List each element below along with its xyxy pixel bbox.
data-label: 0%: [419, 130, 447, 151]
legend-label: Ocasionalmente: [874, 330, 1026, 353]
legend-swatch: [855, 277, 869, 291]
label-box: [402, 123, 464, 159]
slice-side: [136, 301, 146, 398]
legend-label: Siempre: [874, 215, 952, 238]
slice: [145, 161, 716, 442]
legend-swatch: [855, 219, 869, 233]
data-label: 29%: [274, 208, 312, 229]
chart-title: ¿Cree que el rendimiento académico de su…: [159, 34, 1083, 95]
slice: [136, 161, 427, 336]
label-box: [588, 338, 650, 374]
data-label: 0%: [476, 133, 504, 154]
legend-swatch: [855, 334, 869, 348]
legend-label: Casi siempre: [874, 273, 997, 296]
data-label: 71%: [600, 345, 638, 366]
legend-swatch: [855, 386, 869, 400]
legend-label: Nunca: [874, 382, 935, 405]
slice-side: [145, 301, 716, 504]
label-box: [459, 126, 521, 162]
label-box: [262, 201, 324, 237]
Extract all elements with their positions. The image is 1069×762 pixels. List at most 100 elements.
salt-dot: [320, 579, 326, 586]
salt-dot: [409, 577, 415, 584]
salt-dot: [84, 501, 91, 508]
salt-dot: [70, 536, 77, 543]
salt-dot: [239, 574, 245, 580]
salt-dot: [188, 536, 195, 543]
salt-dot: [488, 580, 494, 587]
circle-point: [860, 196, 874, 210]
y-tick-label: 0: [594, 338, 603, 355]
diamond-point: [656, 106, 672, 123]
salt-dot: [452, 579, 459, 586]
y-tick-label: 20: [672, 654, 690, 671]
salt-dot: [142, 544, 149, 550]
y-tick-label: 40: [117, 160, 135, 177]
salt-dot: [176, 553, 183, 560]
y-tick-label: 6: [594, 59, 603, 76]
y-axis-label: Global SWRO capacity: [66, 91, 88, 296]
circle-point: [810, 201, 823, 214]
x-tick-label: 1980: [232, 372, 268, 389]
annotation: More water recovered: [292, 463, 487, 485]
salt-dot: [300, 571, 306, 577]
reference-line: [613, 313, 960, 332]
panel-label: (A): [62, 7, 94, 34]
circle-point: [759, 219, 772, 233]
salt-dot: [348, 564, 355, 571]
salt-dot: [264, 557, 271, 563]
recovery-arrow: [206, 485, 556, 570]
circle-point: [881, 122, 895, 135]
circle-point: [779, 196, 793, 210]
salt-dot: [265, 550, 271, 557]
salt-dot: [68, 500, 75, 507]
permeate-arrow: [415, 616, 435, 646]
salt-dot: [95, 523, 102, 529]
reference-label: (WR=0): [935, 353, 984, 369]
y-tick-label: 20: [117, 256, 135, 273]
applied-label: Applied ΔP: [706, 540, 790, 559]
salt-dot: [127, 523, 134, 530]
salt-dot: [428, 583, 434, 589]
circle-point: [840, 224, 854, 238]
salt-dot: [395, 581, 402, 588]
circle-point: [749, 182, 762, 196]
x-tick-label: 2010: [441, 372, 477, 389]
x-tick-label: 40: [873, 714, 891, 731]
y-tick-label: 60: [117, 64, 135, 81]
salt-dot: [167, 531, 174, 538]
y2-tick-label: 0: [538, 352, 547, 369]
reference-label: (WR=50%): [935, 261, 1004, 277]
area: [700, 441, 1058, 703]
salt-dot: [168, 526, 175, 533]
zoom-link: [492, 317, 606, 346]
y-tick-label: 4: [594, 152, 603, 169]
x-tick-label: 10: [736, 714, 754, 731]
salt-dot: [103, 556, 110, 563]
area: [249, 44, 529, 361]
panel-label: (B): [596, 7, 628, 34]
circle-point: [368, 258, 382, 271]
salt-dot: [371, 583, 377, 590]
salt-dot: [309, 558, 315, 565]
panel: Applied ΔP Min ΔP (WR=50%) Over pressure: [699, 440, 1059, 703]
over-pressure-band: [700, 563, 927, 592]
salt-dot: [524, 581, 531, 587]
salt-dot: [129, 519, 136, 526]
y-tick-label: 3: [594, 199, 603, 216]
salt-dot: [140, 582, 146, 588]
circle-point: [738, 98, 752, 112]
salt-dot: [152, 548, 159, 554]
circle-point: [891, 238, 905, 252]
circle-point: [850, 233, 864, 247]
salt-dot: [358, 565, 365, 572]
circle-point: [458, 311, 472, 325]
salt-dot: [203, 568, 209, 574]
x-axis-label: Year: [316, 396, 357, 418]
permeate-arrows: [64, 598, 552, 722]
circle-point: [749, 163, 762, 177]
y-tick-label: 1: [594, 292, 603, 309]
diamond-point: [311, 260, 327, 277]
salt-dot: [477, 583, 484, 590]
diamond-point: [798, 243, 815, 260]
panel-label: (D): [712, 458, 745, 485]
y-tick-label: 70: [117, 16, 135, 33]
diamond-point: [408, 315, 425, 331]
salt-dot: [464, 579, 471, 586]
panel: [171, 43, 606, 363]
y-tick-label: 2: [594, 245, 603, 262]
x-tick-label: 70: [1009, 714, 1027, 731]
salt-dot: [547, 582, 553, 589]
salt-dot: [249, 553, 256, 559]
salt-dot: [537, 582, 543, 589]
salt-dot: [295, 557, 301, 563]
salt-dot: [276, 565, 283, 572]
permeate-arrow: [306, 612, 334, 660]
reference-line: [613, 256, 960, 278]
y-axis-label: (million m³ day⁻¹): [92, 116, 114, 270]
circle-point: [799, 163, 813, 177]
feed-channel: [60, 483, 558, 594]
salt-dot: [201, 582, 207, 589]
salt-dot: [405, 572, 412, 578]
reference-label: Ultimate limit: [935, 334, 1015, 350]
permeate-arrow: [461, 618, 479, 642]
************
● **Written problem**
Show each line from the items above that contains the word "pressure".

● **Exercise response**
panel: Applied ΔP Min ΔP (WR=50%) Over pressure: [699, 440, 1059, 703]
over-pressure-band: [700, 563, 927, 592]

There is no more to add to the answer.